Data for the task:
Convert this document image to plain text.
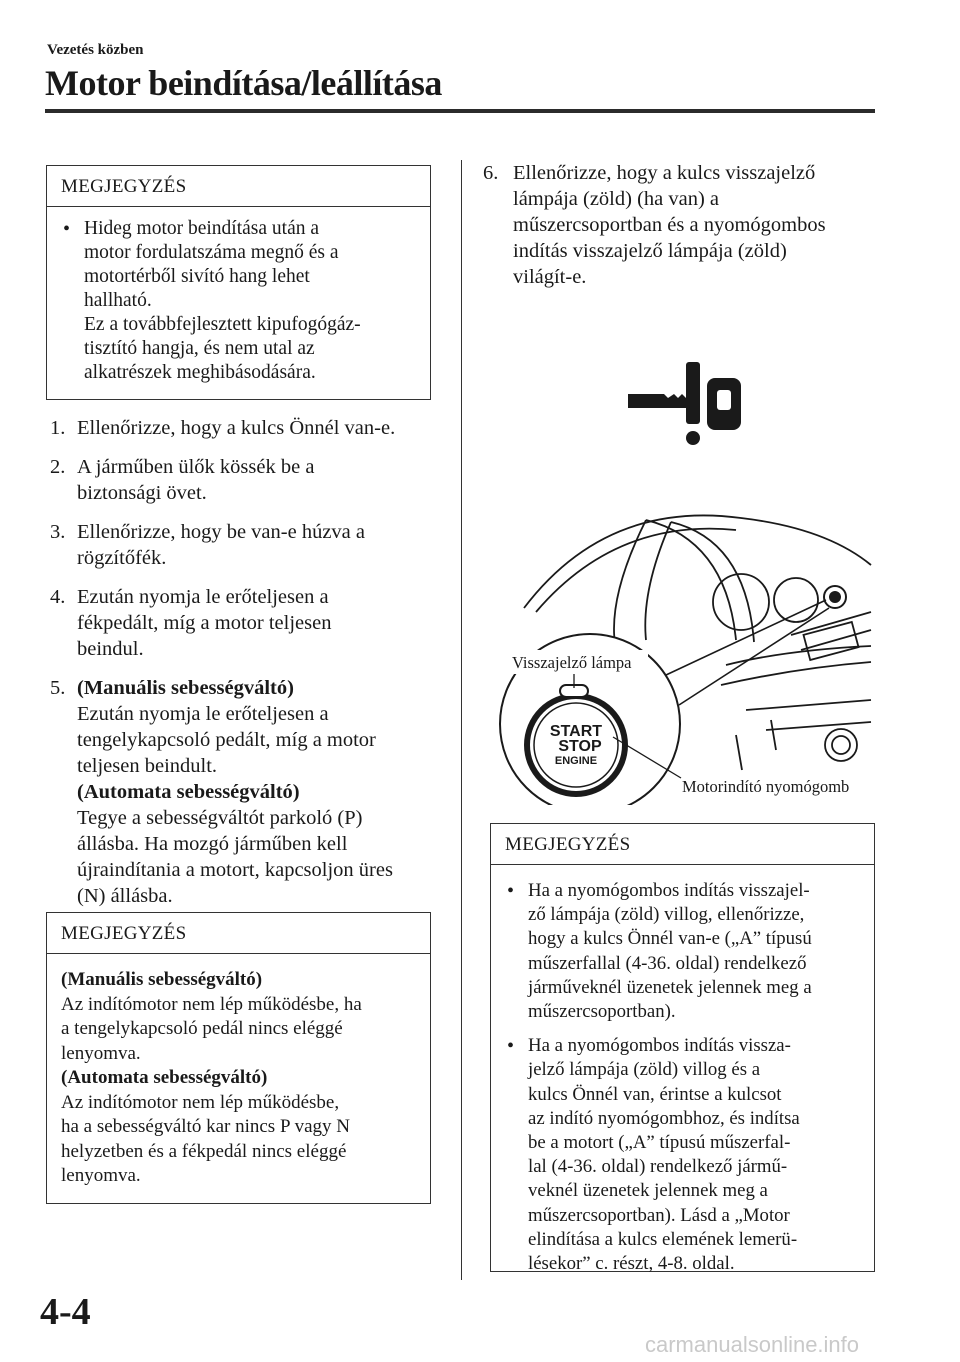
Vezetés közben
Motor beindítása/leállítása
MEGJEGYZÉS
• Hideg motor beindítása után a
motor fordulatszáma megnő és a
motortérből sivító hang lehet
hallható.
Ez a továbbfejlesztett kipufogógáz-
tisztító hangja, és nem utal az
alkatrészek meghibásodására.
1. Ellenőrizze, hogy a kulcs Önnél van-e.
2. A járműben ülők kössék be a
biztonsági övet.
3. Ellenőrizze, hogy be van-e húzva a
rögzítőfék.
4. Ezután nyomja le erőteljesen a
fékpedált, míg a motor teljesen
beindul.
5. (Manuális sebességváltó)
Ezután nyomja le erőteljesen a
tengelykapcsoló pedált, míg a motor
teljesen beindult.
(Automata sebességváltó)
Tegye a sebességváltót parkoló (P)
állásba. Ha mozgó járműben kell
újraindítania a motort, kapcsoljon üres
(N) állásba.
MEGJEGYZÉS
(Manuális sebességváltó)
Az indítómotor nem lép működésbe, ha
a tengelykapcsoló pedál nincs eléggé
lenyomva.
(Automata sebességváltó)
Az indítómotor nem lép működésbe,
ha a sebességváltó kar nincs P vagy N
helyzetben és a fékpedál nincs eléggé
lenyomva.
6. Ellenőrizze, hogy a kulcs visszajelző
lámpája (zöld) (ha van) a
műszercsoportban és a nyomógombos
indítás visszajelző lámpája (zöld)
világít-e.
!
START
STOP
ENGINE
Visszajelző lámpa
Motorindító nyomógomb
MEGJEGYZÉS
• Ha a nyomógombos indítás visszajel-
ző lámpája (zöld) villog, ellenőrizze,
hogy a kulcs Önnél van-e („A” típusú
műszerfallal (4-36. oldal) rendelkező
járműveknél üzenetek jelennek meg a
műszercsoportban).
• Ha a nyomógombos indítás vissza-
jelző lámpája (zöld) villog és a
kulcs Önnél van, érintse a kulcsot
az indító nyomógombhoz, és indítsa
be a motort („A” típusú műszerfal-
lal (4-36. oldal) rendelkező jármű-
veknél üzenetek jelennek meg a
műszercsoportban). Lásd a „Motor
elindítása a kulcs elemének lemerü-
lésekor” c. részt, 4-8. oldal.
4-4
carmanualsonline.info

Task statement: List the lines of the material in which the word "eléggé" occurs.

Finished answer:
a tengelykapcsoló pedál nincs eléggé
helyzetben és a fékpedál nincs eléggé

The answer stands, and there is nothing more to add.